___ Data ___

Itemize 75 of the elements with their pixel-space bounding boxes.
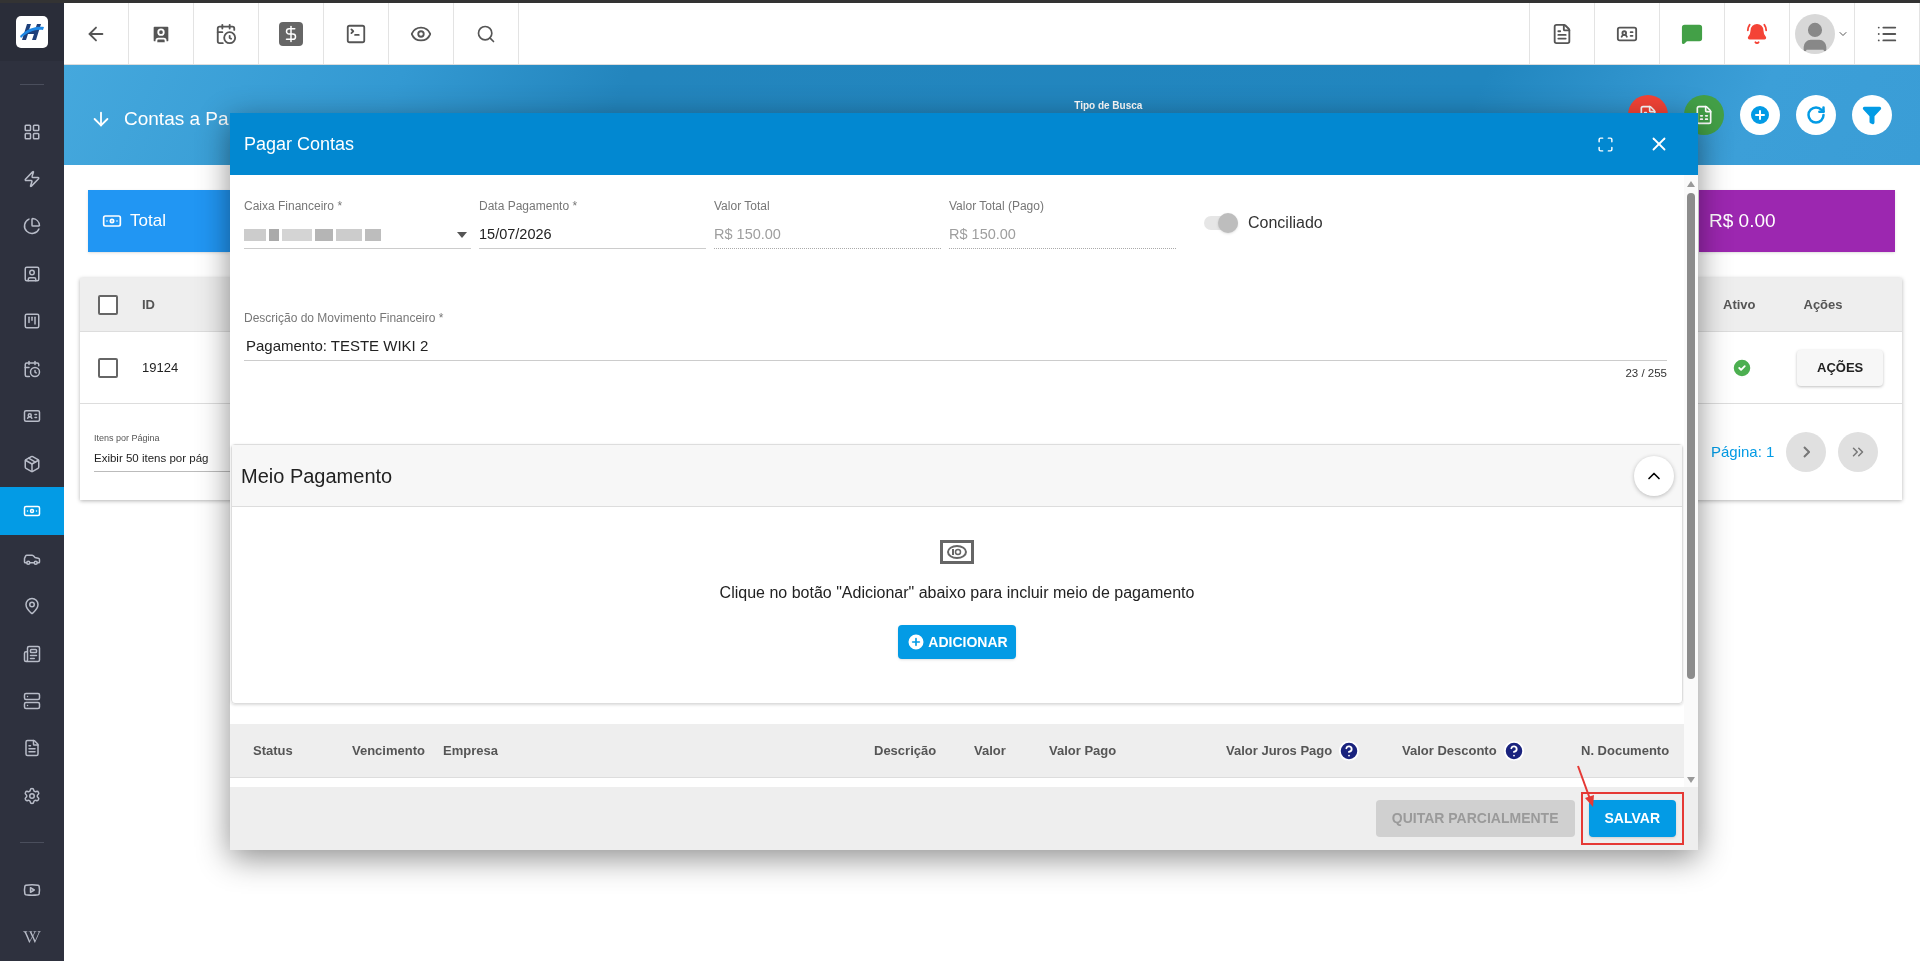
search-icon bbox=[476, 23, 496, 44]
cube-icon bbox=[23, 454, 41, 473]
scrollbar[interactable] bbox=[1684, 175, 1698, 787]
input-field[interactable]: 15/07/2026 bbox=[479, 221, 706, 249]
calendar-clock-icon bbox=[215, 22, 237, 45]
spreadsheet-icon bbox=[1694, 105, 1714, 125]
column-header: Descrição bbox=[874, 742, 937, 760]
checkbox[interactable] bbox=[98, 357, 118, 378]
refresh-button[interactable] bbox=[1796, 95, 1836, 135]
avatar bbox=[1795, 13, 1835, 54]
banknote-icon bbox=[939, 539, 975, 566]
grid-icon bbox=[23, 122, 41, 141]
column-header: Valor Desconto bbox=[1402, 742, 1497, 760]
filter-button[interactable] bbox=[1852, 95, 1892, 135]
input-field: R$ 150.00 bbox=[949, 221, 1176, 249]
actions-button[interactable]: AÇÕES bbox=[1797, 349, 1884, 386]
document-icon bbox=[23, 739, 41, 758]
column-header: Valor Juros Pago bbox=[1226, 742, 1333, 760]
field-label: Descrição do Movimento Financeiro * bbox=[244, 310, 445, 327]
plus-icon bbox=[1748, 103, 1772, 127]
server-icon bbox=[23, 691, 41, 710]
empty-message: Clique no botão "Adicionar" abaixo para incluir meio de pagamento bbox=[719, 583, 1195, 604]
field-label: Caixa Financeiro * bbox=[244, 198, 344, 215]
dialog-title: Pagar Contas bbox=[244, 132, 355, 156]
column-header: Vencimento bbox=[352, 742, 425, 760]
contact-card-icon bbox=[23, 264, 41, 283]
scroll-down-icon[interactable] bbox=[1687, 777, 1695, 783]
chat-bubble-icon bbox=[1681, 22, 1703, 45]
input-field[interactable]: Pagamento: TESTE WIKI 2 bbox=[244, 333, 1667, 361]
page-title: Contas a Pa bbox=[124, 107, 229, 131]
list-document-icon bbox=[23, 644, 41, 663]
panel-title: Meio Pagamento bbox=[241, 463, 393, 489]
document-icon bbox=[1551, 22, 1573, 45]
column-header: Ativo bbox=[1723, 295, 1756, 314]
column-header: Empresa bbox=[443, 742, 498, 760]
fullscreen-icon[interactable] bbox=[1597, 135, 1614, 153]
search-type-label: Tipo de Busca bbox=[1074, 99, 1143, 113]
column-header: N. Documento bbox=[1581, 742, 1670, 760]
column-header: Valor bbox=[974, 742, 1006, 760]
board-icon bbox=[23, 312, 41, 331]
column-header: Ações bbox=[1803, 295, 1843, 314]
filter-icon bbox=[1862, 105, 1882, 125]
settings-icon bbox=[23, 786, 41, 805]
scroll-up-icon[interactable] bbox=[1687, 181, 1695, 187]
chevron-right-icon bbox=[1802, 446, 1810, 458]
map-pin-icon bbox=[23, 597, 41, 616]
field-label: Valor Total bbox=[714, 198, 771, 215]
table-cell-text: 19124 bbox=[142, 358, 179, 377]
refresh-icon bbox=[1806, 105, 1826, 125]
field-label: Data Pagamento * bbox=[479, 198, 579, 215]
help-icon[interactable] bbox=[1502, 739, 1525, 762]
plus-icon bbox=[906, 632, 927, 653]
page-indicator: Página: 1 bbox=[1711, 441, 1775, 462]
help-icon[interactable] bbox=[1338, 739, 1361, 762]
add-button[interactable] bbox=[1740, 95, 1780, 135]
input-field: R$ 150.00 bbox=[714, 221, 941, 249]
toggle-label: Conciliado bbox=[1248, 213, 1323, 233]
terminal-icon bbox=[345, 22, 367, 45]
items-per-page-label: Itens por Página bbox=[94, 431, 161, 445]
dropdown-arrow-icon bbox=[457, 231, 467, 238]
column-header: ID bbox=[142, 295, 155, 314]
checkbox[interactable] bbox=[98, 294, 118, 315]
calendar-clock-icon bbox=[23, 359, 41, 378]
lightning-icon bbox=[23, 169, 41, 188]
bell-icon bbox=[1746, 22, 1768, 45]
scrollbar-thumb[interactable] bbox=[1687, 193, 1695, 679]
column-header: Status bbox=[253, 742, 293, 760]
card-label: Total bbox=[130, 210, 166, 233]
logo[interactable] bbox=[16, 16, 48, 49]
character-counter: 23 / 255 bbox=[1625, 366, 1667, 381]
column-header: Valor Pago bbox=[1049, 742, 1117, 760]
amount-value: R$ 0.00 bbox=[1709, 208, 1776, 233]
field-label: Valor Total (Pago) bbox=[949, 198, 1045, 215]
pie-chart-icon bbox=[23, 217, 41, 236]
dollar-icon bbox=[279, 21, 303, 46]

___

Exercise directions: Please write out the material again with "table-header" substituted for "column-header" everywhere it occurs, leaving all else unchanged. Omit the pictures.

Final result:
Itemize 75 of the elements with their pixel-space bounding boxes.
search-icon bbox=[476, 23, 496, 44]
cube-icon bbox=[23, 454, 41, 473]
scrollbar[interactable] bbox=[1684, 175, 1698, 787]
input-field[interactable]: 15/07/2026 bbox=[479, 221, 706, 249]
calendar-clock-icon bbox=[215, 22, 237, 45]
spreadsheet-icon bbox=[1694, 105, 1714, 125]
table-header: Descrição bbox=[874, 742, 937, 760]
checkbox[interactable] bbox=[98, 357, 118, 378]
refresh-button[interactable] bbox=[1796, 95, 1836, 135]
avatar bbox=[1795, 13, 1835, 54]
banknote-icon bbox=[939, 539, 975, 566]
grid-icon bbox=[23, 122, 41, 141]
table-header: Valor Desconto bbox=[1402, 742, 1497, 760]
filter-button[interactable] bbox=[1852, 95, 1892, 135]
input-field: R$ 150.00 bbox=[949, 221, 1176, 249]
actions-button[interactable]: AÇÕES bbox=[1797, 349, 1884, 386]
document-icon bbox=[23, 739, 41, 758]
table-header: Valor Juros Pago bbox=[1226, 742, 1333, 760]
field-label: Descrição do Movimento Financeiro * bbox=[244, 310, 445, 327]
plus-icon bbox=[1748, 103, 1772, 127]
server-icon bbox=[23, 691, 41, 710]
empty-message: Clique no botão "Adicionar" abaixo para incluir meio de pagamento bbox=[719, 583, 1195, 604]
field-label: Caixa Financeiro * bbox=[244, 198, 344, 215]
dialog-title: Pagar Contas bbox=[244, 132, 355, 156]
table-header: Vencimento bbox=[352, 742, 425, 760]
contact-card-icon bbox=[23, 264, 41, 283]
scroll-down-icon[interactable] bbox=[1687, 777, 1695, 783]
chat-bubble-icon bbox=[1681, 22, 1703, 45]
input-field[interactable]: Pagamento: TESTE WIKI 2 bbox=[244, 333, 1667, 361]
page-title: Contas a Pa bbox=[124, 107, 229, 131]
list-document-icon bbox=[23, 644, 41, 663]
panel-title: Meio Pagamento bbox=[241, 463, 393, 489]
document-icon bbox=[1551, 22, 1573, 45]
table-header: Ativo bbox=[1723, 295, 1756, 314]
table-header: Empresa bbox=[443, 742, 498, 760]
fullscreen-icon[interactable] bbox=[1597, 135, 1614, 153]
search-type-label: Tipo de Busca bbox=[1074, 99, 1143, 113]
table-header: N. Documento bbox=[1581, 742, 1670, 760]
table-header: Valor bbox=[974, 742, 1006, 760]
board-icon bbox=[23, 312, 41, 331]
table-header: Ações bbox=[1803, 295, 1843, 314]
filter-icon bbox=[1862, 105, 1882, 125]
settings-icon bbox=[23, 786, 41, 805]
scroll-up-icon[interactable] bbox=[1687, 181, 1695, 187]
chevron-right-icon bbox=[1802, 446, 1810, 458]
map-pin-icon bbox=[23, 597, 41, 616]
field-label: Valor Total bbox=[714, 198, 771, 215]
table-cell-text: 19124 bbox=[142, 358, 179, 377]
refresh-icon bbox=[1806, 105, 1826, 125]
field-label: Data Pagamento * bbox=[479, 198, 579, 215]
help-icon[interactable] bbox=[1502, 739, 1525, 762]
plus-icon bbox=[906, 632, 927, 653]
page-indicator: Página: 1 bbox=[1711, 441, 1775, 462]
help-icon[interactable] bbox=[1338, 739, 1361, 762]
add-button[interactable] bbox=[1740, 95, 1780, 135]
input-field: R$ 150.00 bbox=[714, 221, 941, 249]
toggle-label: Conciliado bbox=[1248, 213, 1323, 233]
terminal-icon bbox=[345, 22, 367, 45]
items-per-page-label: Itens por Página bbox=[94, 431, 161, 445]
dropdown-arrow-icon bbox=[457, 231, 467, 238]
table-header: ID bbox=[142, 295, 155, 314]
checkbox[interactable] bbox=[98, 294, 118, 315]
calendar-clock-icon bbox=[23, 359, 41, 378]
lightning-icon bbox=[23, 169, 41, 188]
bell-icon bbox=[1746, 22, 1768, 45]
scrollbar-thumb[interactable] bbox=[1687, 193, 1695, 679]
table-header: Status bbox=[253, 742, 293, 760]
card-label: Total bbox=[130, 210, 166, 233]
logo[interactable] bbox=[16, 16, 48, 49]
character-counter: 23 / 255 bbox=[1625, 366, 1667, 381]
table-header: Valor Pago bbox=[1049, 742, 1117, 760]
amount-value: R$ 0.00 bbox=[1709, 208, 1776, 233]
field-label: Valor Total (Pago) bbox=[949, 198, 1045, 215]
pie-chart-icon bbox=[23, 217, 41, 236]
dollar-icon bbox=[279, 21, 303, 46]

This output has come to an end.